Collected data

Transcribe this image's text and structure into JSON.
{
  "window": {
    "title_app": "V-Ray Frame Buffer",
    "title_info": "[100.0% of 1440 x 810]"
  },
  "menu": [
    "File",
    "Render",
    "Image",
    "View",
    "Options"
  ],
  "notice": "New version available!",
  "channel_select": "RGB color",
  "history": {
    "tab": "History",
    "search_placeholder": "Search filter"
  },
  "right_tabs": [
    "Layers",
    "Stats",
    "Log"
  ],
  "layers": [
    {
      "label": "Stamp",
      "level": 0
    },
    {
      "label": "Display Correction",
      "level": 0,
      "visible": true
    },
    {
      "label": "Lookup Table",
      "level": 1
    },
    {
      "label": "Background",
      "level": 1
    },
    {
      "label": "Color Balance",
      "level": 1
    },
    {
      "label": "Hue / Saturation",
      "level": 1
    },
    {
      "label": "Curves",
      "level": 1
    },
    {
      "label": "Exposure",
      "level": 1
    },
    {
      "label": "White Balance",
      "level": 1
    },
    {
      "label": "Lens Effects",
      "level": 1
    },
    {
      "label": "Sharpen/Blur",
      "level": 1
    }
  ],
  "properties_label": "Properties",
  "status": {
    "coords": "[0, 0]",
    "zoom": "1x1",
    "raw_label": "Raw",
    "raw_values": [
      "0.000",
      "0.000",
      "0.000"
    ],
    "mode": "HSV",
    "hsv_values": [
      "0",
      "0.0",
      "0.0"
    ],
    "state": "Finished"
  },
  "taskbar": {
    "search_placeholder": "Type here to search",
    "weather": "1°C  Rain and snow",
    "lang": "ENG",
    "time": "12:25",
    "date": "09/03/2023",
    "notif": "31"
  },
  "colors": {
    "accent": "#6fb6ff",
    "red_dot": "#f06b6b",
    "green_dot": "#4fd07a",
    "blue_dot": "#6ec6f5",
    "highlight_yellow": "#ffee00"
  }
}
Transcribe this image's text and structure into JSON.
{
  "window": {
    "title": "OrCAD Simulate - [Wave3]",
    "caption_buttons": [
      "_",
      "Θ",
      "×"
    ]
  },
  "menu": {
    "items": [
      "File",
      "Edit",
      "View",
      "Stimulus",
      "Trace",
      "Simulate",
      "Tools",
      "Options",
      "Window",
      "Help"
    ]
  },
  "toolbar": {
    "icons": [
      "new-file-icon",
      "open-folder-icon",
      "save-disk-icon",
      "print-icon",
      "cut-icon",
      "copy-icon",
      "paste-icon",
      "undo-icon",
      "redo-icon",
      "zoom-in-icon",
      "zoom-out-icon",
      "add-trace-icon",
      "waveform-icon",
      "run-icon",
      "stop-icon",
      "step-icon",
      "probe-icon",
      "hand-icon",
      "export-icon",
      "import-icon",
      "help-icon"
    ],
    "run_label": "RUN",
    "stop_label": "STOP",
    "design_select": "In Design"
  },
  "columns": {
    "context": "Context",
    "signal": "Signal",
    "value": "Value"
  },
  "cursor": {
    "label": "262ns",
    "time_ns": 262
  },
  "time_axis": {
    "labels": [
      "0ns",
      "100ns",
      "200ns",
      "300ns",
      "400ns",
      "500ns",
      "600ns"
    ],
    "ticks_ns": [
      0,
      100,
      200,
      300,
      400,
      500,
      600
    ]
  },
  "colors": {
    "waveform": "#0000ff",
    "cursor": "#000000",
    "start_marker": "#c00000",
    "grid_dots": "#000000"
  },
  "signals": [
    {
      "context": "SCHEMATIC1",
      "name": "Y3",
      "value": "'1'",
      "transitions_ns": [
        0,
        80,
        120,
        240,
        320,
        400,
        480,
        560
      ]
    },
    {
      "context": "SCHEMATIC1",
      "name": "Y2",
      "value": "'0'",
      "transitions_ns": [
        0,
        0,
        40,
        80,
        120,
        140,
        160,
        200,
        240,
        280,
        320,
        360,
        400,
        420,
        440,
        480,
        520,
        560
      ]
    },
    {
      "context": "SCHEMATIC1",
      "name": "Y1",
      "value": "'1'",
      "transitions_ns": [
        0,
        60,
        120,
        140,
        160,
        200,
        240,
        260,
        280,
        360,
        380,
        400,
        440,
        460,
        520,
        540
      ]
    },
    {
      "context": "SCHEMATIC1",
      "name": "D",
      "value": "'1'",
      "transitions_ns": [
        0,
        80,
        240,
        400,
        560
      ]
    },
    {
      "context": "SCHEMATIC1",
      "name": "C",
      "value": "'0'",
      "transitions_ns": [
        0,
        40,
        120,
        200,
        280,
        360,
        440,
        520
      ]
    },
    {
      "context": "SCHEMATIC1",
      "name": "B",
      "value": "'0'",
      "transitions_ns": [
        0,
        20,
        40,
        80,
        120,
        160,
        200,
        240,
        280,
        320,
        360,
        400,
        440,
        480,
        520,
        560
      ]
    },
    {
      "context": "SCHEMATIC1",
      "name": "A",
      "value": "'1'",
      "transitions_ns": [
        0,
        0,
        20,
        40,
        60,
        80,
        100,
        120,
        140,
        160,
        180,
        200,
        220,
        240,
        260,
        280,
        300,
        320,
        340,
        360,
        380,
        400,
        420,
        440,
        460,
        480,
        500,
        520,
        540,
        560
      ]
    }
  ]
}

▶ **Required work**: Report how many lines above hold the string "name", giving nothing but the number.

▶ **Expected answer**: 7